◆ Task brief ◆
Gather, from the data below, each line in which the word "государственных" occurs.

◆ Source data ◆
※
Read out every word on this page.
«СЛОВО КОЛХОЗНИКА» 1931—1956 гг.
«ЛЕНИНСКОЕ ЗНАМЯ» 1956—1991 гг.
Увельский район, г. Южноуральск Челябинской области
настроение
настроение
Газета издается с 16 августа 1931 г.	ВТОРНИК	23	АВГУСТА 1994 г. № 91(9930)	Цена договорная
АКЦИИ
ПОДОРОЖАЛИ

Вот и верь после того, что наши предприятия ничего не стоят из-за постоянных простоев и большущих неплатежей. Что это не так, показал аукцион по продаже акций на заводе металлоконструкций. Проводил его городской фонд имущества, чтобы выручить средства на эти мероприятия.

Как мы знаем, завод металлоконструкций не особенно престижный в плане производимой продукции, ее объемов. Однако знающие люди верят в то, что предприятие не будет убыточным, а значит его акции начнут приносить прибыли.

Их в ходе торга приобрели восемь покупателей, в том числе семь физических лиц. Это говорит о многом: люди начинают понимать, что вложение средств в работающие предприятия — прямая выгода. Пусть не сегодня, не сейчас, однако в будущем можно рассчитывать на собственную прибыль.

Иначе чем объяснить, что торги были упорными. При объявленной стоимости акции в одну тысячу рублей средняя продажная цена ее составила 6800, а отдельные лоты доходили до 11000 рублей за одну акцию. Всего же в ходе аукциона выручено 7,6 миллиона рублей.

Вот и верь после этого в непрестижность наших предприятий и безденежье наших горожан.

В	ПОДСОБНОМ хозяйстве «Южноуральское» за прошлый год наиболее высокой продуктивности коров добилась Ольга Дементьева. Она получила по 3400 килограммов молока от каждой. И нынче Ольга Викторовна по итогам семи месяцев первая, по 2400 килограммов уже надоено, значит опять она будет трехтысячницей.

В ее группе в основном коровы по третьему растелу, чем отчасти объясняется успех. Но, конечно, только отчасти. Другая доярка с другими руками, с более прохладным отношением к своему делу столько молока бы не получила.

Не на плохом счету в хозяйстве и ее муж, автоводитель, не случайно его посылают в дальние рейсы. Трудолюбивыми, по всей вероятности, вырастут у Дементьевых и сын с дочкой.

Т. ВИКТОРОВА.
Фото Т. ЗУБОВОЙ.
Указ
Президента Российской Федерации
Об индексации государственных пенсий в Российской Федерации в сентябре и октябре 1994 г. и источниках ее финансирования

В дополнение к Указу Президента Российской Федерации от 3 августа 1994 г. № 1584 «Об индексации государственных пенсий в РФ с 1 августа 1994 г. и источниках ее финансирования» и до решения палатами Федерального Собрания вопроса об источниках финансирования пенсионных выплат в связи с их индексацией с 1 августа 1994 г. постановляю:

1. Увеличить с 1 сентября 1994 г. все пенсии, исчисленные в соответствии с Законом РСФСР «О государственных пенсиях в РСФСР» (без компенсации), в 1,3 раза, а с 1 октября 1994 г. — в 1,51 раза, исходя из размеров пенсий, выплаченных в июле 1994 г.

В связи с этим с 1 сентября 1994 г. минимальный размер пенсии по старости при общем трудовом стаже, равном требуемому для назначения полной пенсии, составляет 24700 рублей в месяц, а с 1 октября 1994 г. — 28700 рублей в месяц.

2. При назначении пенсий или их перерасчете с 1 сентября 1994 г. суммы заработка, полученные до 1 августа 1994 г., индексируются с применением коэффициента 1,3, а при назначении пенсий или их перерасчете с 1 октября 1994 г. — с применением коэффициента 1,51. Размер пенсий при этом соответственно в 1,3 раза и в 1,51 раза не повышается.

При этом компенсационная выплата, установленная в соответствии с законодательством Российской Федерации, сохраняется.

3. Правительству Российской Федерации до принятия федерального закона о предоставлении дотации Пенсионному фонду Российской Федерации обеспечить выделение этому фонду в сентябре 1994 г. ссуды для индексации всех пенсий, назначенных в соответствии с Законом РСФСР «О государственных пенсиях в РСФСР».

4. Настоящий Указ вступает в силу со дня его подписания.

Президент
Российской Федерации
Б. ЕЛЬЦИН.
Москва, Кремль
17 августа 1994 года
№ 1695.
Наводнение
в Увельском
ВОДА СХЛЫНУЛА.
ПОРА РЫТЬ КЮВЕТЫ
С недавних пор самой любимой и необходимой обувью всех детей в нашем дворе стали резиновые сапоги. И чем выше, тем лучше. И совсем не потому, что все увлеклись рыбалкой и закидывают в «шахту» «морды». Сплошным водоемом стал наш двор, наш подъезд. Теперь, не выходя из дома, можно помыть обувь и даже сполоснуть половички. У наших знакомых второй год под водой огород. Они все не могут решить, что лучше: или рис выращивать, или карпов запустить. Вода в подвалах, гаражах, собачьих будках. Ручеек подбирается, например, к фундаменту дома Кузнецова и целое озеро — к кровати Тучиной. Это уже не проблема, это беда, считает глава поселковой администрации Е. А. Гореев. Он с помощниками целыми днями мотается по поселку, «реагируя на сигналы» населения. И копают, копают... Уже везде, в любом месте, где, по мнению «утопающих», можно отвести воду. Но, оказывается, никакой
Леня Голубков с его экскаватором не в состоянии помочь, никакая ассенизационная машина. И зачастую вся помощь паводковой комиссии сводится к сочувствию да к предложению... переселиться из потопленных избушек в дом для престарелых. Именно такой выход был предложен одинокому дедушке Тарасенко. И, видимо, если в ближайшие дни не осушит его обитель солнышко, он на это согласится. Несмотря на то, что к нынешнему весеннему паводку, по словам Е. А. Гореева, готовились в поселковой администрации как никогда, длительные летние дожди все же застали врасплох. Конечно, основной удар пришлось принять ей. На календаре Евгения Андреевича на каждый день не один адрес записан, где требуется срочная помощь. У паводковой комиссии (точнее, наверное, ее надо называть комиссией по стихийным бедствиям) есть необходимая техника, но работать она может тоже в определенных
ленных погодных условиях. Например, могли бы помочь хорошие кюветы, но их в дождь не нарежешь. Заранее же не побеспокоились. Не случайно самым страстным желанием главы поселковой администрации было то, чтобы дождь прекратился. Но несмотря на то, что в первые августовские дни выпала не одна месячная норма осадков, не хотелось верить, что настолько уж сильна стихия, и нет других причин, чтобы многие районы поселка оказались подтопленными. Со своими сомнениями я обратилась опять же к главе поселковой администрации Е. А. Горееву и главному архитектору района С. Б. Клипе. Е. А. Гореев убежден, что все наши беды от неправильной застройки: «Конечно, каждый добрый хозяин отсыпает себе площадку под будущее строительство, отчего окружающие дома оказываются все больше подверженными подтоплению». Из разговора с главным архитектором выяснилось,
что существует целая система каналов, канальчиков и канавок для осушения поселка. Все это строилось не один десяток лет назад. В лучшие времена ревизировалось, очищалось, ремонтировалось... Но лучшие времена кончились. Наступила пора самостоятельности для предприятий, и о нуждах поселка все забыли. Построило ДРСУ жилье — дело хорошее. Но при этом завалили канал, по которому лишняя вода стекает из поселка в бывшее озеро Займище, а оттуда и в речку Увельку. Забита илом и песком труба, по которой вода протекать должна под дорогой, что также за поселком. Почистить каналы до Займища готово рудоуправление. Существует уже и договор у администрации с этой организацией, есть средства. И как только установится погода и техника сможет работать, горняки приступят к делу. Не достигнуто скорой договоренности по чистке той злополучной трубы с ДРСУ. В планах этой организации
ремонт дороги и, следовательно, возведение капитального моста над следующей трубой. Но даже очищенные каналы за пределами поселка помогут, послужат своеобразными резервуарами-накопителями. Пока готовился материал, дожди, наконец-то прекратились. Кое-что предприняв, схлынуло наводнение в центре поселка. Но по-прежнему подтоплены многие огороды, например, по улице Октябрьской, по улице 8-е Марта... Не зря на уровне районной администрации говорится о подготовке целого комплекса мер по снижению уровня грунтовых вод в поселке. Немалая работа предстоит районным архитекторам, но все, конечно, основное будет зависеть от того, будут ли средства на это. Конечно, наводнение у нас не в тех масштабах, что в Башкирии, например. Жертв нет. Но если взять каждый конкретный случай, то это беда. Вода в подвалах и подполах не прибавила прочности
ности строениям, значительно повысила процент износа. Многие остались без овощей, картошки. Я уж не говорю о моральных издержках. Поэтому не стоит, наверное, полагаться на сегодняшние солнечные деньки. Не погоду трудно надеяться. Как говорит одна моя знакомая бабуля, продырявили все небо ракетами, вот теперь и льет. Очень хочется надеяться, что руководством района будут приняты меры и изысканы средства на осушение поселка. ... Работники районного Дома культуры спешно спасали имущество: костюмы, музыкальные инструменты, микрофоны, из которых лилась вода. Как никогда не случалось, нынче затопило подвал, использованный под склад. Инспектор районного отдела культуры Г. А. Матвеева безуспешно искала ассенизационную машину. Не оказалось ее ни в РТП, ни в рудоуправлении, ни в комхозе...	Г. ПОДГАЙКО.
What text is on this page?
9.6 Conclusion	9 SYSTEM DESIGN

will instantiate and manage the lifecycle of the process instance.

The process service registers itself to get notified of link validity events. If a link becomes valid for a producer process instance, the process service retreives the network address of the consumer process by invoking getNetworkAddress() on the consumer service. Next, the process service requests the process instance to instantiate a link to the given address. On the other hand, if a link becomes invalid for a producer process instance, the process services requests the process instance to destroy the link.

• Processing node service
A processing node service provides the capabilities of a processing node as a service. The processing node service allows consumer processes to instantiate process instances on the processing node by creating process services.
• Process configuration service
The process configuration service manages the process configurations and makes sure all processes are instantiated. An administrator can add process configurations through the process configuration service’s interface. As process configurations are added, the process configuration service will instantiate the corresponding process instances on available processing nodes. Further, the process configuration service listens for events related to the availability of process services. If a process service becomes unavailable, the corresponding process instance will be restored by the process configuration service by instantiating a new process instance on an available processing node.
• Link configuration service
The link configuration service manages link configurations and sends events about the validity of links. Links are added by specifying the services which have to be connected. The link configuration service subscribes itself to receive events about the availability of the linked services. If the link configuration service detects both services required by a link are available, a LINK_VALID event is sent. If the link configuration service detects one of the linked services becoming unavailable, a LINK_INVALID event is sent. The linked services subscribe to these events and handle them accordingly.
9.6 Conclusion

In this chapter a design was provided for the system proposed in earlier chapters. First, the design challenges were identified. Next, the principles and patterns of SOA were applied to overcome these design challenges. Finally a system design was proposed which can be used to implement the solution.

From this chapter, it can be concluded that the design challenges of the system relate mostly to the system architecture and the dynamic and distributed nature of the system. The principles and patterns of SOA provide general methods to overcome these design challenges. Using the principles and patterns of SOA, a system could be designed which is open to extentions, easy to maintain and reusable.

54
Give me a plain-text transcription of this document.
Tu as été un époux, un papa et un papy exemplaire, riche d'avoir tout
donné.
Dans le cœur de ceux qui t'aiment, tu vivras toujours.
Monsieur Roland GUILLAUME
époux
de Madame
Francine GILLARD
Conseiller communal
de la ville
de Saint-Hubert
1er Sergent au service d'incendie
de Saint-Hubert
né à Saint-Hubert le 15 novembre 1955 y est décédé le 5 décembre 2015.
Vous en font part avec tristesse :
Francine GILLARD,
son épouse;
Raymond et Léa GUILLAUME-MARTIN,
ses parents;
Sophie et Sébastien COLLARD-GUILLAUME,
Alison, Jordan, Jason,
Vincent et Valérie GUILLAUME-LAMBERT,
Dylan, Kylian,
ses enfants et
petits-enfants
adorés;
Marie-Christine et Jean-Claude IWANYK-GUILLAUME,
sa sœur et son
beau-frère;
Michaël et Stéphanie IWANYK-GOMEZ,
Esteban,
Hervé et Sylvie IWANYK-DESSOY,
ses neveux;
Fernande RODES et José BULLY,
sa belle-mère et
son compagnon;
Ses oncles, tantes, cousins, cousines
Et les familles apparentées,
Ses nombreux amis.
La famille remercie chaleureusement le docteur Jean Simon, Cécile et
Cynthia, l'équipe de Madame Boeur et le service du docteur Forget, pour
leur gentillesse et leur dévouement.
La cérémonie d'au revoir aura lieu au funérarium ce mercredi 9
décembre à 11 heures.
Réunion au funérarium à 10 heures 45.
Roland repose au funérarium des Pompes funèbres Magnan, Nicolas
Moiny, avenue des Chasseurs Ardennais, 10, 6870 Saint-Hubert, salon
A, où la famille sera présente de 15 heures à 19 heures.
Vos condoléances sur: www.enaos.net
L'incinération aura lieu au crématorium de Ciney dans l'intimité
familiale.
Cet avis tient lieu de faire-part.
※
◆ The response ◆
Об индексации государственных пенсий в Российской Федерации в сентябре и октябре 1994 г. и источниках ее финансирования
В дополнение к Указу Президента Российской Федерации от 3 августа 1994 г. № 1584 «Об индексации государственных пенсий в РФ с 1 августа 1994 г. и источниках ее финансирования» и до решения палатами Федерального Собрания вопроса об источниках финансирования пенсионных выплат в связи с их индексацией с 1 августа 1994 г. постановляю:
1. Увеличить с 1 сентября 1994 г. все пенсии, исчисленные в соответствии с Законом РСФСР «О государственных пенсиях в РСФСР» (без компенсации), в 1,3 раза, а с 1 октября 1994 г. — в 1,51 раза, исходя из размеров пенсий, выплаченных в июле 1994 г.
3. Правительству Российской Федерации до принятия федерального закона о предоставлении дотации Пенсионному фонду Российской Федерации обеспечить выделение этому фонду в сентябре 1994 г. ссуды для индексации всех пенсий, назначенных в соответствии с Законом РСФСР «О государственных пенсиях в РСФСР».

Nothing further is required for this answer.